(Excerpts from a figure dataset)
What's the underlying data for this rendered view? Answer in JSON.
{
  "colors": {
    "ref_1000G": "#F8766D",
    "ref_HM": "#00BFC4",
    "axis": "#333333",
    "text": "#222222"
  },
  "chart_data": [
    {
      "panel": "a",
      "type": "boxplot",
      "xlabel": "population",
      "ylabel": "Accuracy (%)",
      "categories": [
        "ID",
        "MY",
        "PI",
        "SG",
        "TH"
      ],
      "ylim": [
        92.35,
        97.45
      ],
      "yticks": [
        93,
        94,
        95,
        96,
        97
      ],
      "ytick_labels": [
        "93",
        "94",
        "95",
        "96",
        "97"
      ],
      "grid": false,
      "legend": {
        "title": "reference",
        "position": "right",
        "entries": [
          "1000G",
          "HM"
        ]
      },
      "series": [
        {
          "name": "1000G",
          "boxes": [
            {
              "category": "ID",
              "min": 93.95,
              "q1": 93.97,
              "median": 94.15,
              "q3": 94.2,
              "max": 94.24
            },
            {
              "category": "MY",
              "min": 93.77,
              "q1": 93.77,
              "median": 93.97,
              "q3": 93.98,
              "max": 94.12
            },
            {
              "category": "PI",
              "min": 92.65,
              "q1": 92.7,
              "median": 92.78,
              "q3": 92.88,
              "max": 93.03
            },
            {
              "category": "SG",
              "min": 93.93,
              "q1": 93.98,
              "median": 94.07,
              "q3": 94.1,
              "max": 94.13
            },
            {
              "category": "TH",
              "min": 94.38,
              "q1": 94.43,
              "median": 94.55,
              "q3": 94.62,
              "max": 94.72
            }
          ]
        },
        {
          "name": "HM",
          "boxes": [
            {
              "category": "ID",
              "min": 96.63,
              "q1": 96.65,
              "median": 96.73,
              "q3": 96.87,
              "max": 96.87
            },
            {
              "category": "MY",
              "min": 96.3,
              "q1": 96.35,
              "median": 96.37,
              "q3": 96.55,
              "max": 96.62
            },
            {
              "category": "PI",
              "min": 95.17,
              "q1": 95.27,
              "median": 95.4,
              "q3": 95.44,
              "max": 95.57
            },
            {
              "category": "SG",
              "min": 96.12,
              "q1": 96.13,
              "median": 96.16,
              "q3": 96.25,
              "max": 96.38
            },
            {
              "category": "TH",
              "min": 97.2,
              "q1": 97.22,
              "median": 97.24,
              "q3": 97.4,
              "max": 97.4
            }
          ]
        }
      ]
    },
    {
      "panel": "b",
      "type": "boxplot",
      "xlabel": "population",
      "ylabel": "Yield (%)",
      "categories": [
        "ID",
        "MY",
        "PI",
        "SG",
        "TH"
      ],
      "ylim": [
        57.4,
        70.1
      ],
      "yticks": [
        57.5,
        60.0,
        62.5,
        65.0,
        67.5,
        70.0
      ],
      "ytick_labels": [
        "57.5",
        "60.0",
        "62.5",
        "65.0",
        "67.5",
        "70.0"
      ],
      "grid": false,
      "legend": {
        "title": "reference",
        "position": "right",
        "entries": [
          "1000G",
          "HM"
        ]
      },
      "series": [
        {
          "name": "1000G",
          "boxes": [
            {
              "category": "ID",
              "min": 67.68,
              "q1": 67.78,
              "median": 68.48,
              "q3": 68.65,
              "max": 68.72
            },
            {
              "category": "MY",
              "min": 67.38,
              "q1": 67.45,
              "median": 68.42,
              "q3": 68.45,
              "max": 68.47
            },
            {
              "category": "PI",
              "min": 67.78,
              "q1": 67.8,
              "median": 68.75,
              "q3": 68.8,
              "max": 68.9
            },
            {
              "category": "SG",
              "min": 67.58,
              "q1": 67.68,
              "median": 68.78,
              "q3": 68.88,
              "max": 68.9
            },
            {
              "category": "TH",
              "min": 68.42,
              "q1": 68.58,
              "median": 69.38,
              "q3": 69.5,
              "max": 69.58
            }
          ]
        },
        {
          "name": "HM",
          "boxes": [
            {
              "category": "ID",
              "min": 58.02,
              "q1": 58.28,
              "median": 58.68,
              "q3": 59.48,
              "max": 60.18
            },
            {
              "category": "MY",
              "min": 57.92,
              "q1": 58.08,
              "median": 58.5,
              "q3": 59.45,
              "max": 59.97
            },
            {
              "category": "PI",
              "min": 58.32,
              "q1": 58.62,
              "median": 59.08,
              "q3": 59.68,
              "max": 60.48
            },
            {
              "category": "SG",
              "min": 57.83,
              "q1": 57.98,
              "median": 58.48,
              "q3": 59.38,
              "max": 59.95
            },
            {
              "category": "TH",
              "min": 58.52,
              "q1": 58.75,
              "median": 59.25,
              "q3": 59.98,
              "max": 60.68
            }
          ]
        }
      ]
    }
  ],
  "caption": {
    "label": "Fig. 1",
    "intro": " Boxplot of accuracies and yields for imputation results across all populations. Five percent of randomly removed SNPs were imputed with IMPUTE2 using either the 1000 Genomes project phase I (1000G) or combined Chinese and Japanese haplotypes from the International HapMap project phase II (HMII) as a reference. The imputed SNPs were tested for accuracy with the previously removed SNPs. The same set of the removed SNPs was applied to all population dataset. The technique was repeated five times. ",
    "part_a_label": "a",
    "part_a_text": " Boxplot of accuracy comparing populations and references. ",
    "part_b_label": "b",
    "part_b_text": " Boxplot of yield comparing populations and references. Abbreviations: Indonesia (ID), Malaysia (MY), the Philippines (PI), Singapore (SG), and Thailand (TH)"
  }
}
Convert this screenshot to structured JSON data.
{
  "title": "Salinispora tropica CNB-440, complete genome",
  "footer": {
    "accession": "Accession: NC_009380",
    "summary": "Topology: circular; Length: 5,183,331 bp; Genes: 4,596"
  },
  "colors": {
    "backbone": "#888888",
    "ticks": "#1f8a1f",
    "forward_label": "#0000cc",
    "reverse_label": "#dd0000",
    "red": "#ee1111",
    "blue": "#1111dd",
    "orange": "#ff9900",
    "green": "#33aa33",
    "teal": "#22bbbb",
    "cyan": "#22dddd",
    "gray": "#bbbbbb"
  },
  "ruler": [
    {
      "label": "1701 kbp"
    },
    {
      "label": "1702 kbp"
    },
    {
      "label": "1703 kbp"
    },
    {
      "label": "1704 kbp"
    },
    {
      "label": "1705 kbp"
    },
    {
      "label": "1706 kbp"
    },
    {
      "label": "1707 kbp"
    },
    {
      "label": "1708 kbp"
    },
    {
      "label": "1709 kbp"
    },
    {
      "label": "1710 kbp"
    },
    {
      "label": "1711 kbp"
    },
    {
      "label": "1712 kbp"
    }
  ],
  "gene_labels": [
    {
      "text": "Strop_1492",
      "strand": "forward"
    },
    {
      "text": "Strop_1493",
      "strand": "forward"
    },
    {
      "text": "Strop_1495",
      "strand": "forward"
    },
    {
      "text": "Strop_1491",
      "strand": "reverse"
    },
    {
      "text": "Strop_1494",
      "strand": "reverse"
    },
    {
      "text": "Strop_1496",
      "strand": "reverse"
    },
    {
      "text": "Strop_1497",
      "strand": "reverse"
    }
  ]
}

Problem statement: Every record above needs to be repeated word for word.

Answer for this exercise:
What's the underlying data for this rendered view? Answer in JSON.
{
  "colors": {
    "ref_1000G": "#F8766D",
    "ref_HM": "#00BFC4",
    "axis": "#333333",
    "text": "#222222"
  },
  "chart_data": [
    {
      "panel": "a",
      "type": "boxplot",
      "xlabel": "population",
      "ylabel": "Accuracy (%)",
      "categories": [
        "ID",
        "MY",
        "PI",
        "SG",
        "TH"
      ],
      "ylim": [
        92.35,
        97.45
      ],
      "yticks": [
        93,
        94,
        95,
        96,
        97
      ],
      "ytick_labels": [
        "93",
        "94",
        "95",
        "96",
        "97"
      ],
      "grid": false,
      "legend": {
        "title": "reference",
        "position": "right",
        "entries": [
          "1000G",
          "HM"
        ]
      },
      "series": [
        {
          "name": "1000G",
          "boxes": [
            {
              "category": "ID",
              "min": 93.95,
              "q1": 93.97,
              "median": 94.15,
              "q3": 94.2,
              "max": 94.24
            },
            {
              "category": "MY",
              "min": 93.77,
              "q1": 93.77,
              "median": 93.97,
              "q3": 93.98,
              "max": 94.12
            },
            {
              "category": "PI",
              "min": 92.65,
              "q1": 92.7,
              "median": 92.78,
              "q3": 92.88,
              "max": 93.03
            },
            {
              "category": "SG",
              "min": 93.93,
              "q1": 93.98,
              "median": 94.07,
              "q3": 94.1,
              "max": 94.13
            },
            {
              "category": "TH",
              "min": 94.38,
              "q1": 94.43,
              "median": 94.55,
              "q3": 94.62,
              "max": 94.72
            }
          ]
        },
        {
          "name": "HM",
          "boxes": [
            {
              "category": "ID",
              "min": 96.63,
              "q1": 96.65,
              "median": 96.73,
              "q3": 96.87,
              "max": 96.87
            },
            {
              "category": "MY",
              "min": 96.3,
              "q1": 96.35,
              "median": 96.37,
              "q3": 96.55,
              "max": 96.62
            },
            {
              "category": "PI",
              "min": 95.17,
              "q1": 95.27,
              "median": 95.4,
              "q3": 95.44,
              "max": 95.57
            },
            {
              "category": "SG",
              "min": 96.12,
              "q1": 96.13,
              "median": 96.16,
              "q3": 96.25,
              "max": 96.38
            },
            {
              "category": "TH",
              "min": 97.2,
              "q1": 97.22,
              "median": 97.24,
              "q3": 97.4,
              "max": 97.4
            }
          ]
        }
      ]
    },
    {
      "panel": "b",
      "type": "boxplot",
      "xlabel": "population",
      "ylabel": "Yield (%)",
      "categories": [
        "ID",
        "MY",
        "PI",
        "SG",
        "TH"
      ],
      "ylim": [
        57.4,
        70.1
      ],
      "yticks": [
        57.5,
        60.0,
        62.5,
        65.0,
        67.5,
        70.0
      ],
      "ytick_labels": [
        "57.5",
        "60.0",
        "62.5",
        "65.0",
        "67.5",
        "70.0"
      ],
      "grid": false,
      "legend": {
        "title": "reference",
        "position": "right",
        "entries": [
          "1000G",
          "HM"
        ]
      },
      "series": [
        {
          "name": "1000G",
          "boxes": [
            {
              "category": "ID",
              "min": 67.68,
              "q1": 67.78,
              "median": 68.48,
              "q3": 68.65,
              "max": 68.72
            },
            {
              "category": "MY",
              "min": 67.38,
              "q1": 67.45,
              "median": 68.42,
              "q3": 68.45,
              "max": 68.47
            },
            {
              "category": "PI",
              "min": 67.78,
              "q1": 67.8,
              "median": 68.75,
              "q3": 68.8,
              "max": 68.9
            },
            {
              "category": "SG",
              "min": 67.58,
              "q1": 67.68,
              "median": 68.78,
              "q3": 68.88,
              "max": 68.9
            },
            {
              "category": "TH",
              "min": 68.42,
              "q1": 68.58,
              "median": 69.38,
              "q3": 69.5,
              "max": 69.58
            }
          ]
        },
        {
          "name": "HM",
          "boxes": [
            {
              "category": "ID",
              "min": 58.02,
              "q1": 58.28,
              "median": 58.68,
              "q3": 59.48,
              "max": 60.18
            },
            {
              "category": "MY",
              "min": 57.92,
              "q1": 58.08,
              "median": 58.5,
              "q3": 59.45,
              "max": 59.97
            },
            {
              "category": "PI",
              "min": 58.32,
              "q1": 58.62,
              "median": 59.08,
              "q3": 59.68,
              "max": 60.48
            },
            {
              "category": "SG",
              "min": 57.83,
              "q1": 57.98,
              "median": 58.48,
              "q3": 59.38,
              "max": 59.95
            },
            {
              "category": "TH",
              "min": 58.52,
              "q1": 58.75,
              "median": 59.25,
              "q3": 59.98,
              "max": 60.68
            }
          ]
        }
      ]
    }
  ],
  "caption": {
    "label": "Fig. 1",
    "intro": " Boxplot of accuracies and yields for imputation results across all populations. Five percent of randomly removed SNPs were imputed with IMPUTE2 using either the 1000 Genomes project phase I (1000G) or combined Chinese and Japanese haplotypes from the International HapMap project phase II (HMII) as a reference. The imputed SNPs were tested for accuracy with the previously removed SNPs. The same set of the removed SNPs was applied to all population dataset. The technique was repeated five times. ",
    "part_a_label": "a",
    "part_a_text": " Boxplot of accuracy comparing populations and references. ",
    "part_b_label": "b",
    "part_b_text": " Boxplot of yield comparing populations and references. Abbreviations: Indonesia (ID), Malaysia (MY), the Philippines (PI), Singapore (SG), and Thailand (TH)"
  }
}
Convert this screenshot to structured JSON data.
{
  "title": "Salinispora tropica CNB-440, complete genome",
  "footer": {
    "accession": "Accession: NC_009380",
    "summary": "Topology: circular; Length: 5,183,331 bp; Genes: 4,596"
  },
  "colors": {
    "backbone": "#888888",
    "ticks": "#1f8a1f",
    "forward_label": "#0000cc",
    "reverse_label": "#dd0000",
    "red": "#ee1111",
    "blue": "#1111dd",
    "orange": "#ff9900",
    "green": "#33aa33",
    "teal": "#22bbbb",
    "cyan": "#22dddd",
    "gray": "#bbbbbb"
  },
  "ruler": [
    {
      "label": "1701 kbp"
    },
    {
      "label": "1702 kbp"
    },
    {
      "label": "1703 kbp"
    },
    {
      "label": "1704 kbp"
    },
    {
      "label": "1705 kbp"
    },
    {
      "label": "1706 kbp"
    },
    {
      "label": "1707 kbp"
    },
    {
      "label": "1708 kbp"
    },
    {
      "label": "1709 kbp"
    },
    {
      "label": "1710 kbp"
    },
    {
      "label": "1711 kbp"
    },
    {
      "label": "1712 kbp"
    }
  ],
  "gene_labels": [
    {
      "text": "Strop_1492",
      "strand": "forward"
    },
    {
      "text": "Strop_1493",
      "strand": "forward"
    },
    {
      "text": "Strop_1495",
      "strand": "forward"
    },
    {
      "text": "Strop_1491",
      "strand": "reverse"
    },
    {
      "text": "Strop_1494",
      "strand": "reverse"
    },
    {
      "text": "Strop_1496",
      "strand": "reverse"
    },
    {
      "text": "Strop_1497",
      "strand": "reverse"
    }
  ]
}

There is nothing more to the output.